─── Fragmento proporcionado ───

Estar al borde. Sí, la vida siempre es un estar al borde, sea de las violencias, de las huidas, de las traiciones, la locura, el odio, los dioses o de la muerte. En este sentido, estamos atrapados en una línea que se traza en la medida en que vivimos: ¿una escritura de bordes?
Muros
Los retos del muro
Los muros son seres surgidos de las mezclas que endurecen la altura para establecer una separación. Conquistadores del aire y de la tierra, guardianes de un más allá incierto, reveladores de nuestros miedos y valores, de nuestras angustias y desafíos.
Los muros nos invitan a dar el salto, a convertirnos en retadores de lo imprevisto. Pueden alojar en su después otra dimensión en la que lo desconocido se nos revela, al correr su telilla ilusoria surge un detonador de nuestros sentidos, estos, al poco tiempo, se vuelven a sumergir en la realidad tratando de que el curso del mundo se acomode a la novedad, ¿no fue acaso un muro el inconmensurable océano que Colón saltó para internarse en un ámbito de lo real para lo cual la percepción ordinaria europea no estaba preparada?

─── Extractos de datos ───

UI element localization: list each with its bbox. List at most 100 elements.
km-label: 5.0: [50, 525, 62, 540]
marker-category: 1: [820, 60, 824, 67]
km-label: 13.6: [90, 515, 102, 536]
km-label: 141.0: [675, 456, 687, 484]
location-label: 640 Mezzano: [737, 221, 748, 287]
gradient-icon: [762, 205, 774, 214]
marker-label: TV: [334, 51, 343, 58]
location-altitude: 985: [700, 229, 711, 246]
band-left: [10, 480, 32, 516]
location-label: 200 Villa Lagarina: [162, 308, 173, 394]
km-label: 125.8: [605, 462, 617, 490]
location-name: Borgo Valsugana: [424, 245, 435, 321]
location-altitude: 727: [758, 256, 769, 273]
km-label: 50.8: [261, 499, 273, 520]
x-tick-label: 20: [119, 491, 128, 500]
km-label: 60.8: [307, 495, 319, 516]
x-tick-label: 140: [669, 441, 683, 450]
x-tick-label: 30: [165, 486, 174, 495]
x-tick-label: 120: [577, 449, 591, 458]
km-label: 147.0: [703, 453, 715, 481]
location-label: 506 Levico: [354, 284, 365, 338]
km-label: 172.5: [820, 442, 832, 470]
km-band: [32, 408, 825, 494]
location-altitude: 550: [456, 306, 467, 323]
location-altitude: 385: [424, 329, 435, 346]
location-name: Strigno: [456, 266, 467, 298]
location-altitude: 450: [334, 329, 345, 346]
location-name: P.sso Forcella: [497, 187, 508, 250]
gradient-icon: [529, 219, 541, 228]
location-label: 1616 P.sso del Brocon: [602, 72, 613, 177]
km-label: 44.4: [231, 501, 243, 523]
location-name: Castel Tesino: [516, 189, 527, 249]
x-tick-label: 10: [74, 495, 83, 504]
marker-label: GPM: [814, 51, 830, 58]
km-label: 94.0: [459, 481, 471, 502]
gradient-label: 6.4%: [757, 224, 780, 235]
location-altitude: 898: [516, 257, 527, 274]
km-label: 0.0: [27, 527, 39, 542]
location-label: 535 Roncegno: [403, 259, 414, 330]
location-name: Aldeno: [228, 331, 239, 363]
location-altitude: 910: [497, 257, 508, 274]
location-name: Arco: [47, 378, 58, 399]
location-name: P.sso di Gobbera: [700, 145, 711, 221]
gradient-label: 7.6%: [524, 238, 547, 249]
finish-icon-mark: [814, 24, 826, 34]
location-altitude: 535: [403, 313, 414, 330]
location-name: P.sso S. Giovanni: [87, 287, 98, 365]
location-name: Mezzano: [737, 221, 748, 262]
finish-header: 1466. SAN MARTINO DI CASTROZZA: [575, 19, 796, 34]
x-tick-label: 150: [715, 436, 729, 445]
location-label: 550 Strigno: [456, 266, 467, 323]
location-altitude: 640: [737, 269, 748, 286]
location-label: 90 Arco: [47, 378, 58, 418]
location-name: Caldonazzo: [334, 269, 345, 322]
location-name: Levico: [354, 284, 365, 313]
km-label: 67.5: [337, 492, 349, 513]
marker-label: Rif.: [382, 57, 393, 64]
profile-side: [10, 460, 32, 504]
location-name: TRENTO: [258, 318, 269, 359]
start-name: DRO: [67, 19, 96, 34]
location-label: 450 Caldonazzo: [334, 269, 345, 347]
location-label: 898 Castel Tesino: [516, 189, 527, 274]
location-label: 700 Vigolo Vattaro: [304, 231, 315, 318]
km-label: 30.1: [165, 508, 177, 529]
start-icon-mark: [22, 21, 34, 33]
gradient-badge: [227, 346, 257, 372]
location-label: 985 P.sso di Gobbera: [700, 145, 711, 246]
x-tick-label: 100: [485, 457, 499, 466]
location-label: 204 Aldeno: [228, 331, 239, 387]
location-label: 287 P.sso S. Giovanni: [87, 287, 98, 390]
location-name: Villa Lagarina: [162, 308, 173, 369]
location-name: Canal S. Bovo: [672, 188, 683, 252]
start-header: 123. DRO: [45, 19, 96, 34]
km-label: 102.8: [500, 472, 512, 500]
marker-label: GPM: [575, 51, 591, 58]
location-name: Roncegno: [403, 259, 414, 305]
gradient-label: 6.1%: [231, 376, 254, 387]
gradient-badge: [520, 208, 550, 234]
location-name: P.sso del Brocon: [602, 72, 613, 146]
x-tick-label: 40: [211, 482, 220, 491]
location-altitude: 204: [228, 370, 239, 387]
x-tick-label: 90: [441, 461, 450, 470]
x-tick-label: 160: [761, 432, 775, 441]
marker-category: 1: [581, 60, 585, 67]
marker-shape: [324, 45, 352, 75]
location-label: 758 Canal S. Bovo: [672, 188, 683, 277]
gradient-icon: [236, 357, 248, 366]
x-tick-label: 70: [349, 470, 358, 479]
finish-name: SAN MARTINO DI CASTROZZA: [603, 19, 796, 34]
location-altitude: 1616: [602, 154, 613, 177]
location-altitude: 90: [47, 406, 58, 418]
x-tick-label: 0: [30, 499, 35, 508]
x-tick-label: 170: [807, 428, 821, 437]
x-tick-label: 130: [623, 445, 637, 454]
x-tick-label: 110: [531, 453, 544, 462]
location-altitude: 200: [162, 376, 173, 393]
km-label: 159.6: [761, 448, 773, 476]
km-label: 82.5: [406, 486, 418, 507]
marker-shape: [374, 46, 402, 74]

───

* [Instrucciones de la tarea]: El fragmento proporcionado afirma que la vida siempre es un estar al borde de varias cosas. Enumera todas las que nombra.

* [Respuesta]:
- las violencias
- las huidas
- las traiciones
- la locura
- el odio
- los dioses
- la muerte